*Prompt*
Lines holding the string "Please" are the ones to copy; find them all in the data.

Data excerpts:
--------
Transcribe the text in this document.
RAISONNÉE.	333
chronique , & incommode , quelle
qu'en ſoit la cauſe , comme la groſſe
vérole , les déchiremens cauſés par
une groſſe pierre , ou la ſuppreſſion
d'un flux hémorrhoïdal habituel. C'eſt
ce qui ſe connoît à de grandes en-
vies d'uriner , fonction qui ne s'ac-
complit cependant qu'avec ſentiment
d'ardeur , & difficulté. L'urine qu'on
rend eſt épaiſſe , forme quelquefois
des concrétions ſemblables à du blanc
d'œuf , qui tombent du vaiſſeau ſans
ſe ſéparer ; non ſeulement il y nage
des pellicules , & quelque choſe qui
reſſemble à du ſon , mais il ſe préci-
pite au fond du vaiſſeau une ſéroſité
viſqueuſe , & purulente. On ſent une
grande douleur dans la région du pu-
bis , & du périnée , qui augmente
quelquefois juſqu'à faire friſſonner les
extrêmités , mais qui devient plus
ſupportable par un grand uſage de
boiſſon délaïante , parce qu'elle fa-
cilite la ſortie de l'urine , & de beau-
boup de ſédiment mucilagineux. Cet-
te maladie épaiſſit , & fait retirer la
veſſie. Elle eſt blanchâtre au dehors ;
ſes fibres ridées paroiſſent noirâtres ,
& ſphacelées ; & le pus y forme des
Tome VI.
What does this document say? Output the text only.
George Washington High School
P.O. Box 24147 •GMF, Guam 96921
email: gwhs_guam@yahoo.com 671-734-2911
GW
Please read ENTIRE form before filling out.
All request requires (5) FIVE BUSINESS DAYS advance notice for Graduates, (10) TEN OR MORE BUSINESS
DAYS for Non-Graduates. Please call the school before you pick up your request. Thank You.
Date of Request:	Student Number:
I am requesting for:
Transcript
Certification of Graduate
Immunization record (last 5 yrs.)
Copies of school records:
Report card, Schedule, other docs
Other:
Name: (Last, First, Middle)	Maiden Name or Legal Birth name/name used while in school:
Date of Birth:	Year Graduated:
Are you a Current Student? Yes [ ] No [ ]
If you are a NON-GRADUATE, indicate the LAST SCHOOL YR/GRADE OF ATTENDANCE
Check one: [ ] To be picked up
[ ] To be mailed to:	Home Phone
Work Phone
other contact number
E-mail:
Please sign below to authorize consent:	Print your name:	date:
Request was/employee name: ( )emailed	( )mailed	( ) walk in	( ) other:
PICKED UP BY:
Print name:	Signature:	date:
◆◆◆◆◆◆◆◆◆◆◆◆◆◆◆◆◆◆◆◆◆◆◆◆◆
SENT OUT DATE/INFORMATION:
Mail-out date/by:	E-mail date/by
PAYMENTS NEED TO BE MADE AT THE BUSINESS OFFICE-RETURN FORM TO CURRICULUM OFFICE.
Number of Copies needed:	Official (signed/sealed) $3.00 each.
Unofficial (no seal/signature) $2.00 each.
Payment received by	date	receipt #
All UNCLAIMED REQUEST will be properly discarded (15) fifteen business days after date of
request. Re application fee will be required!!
--------
*Full output*
Please read ENTIRE form before filling out.
DAYS for Non-Graduates. Please call the school before you pick up your request. Thank You.
Please sign below to authorize consent:	Print your name:	date:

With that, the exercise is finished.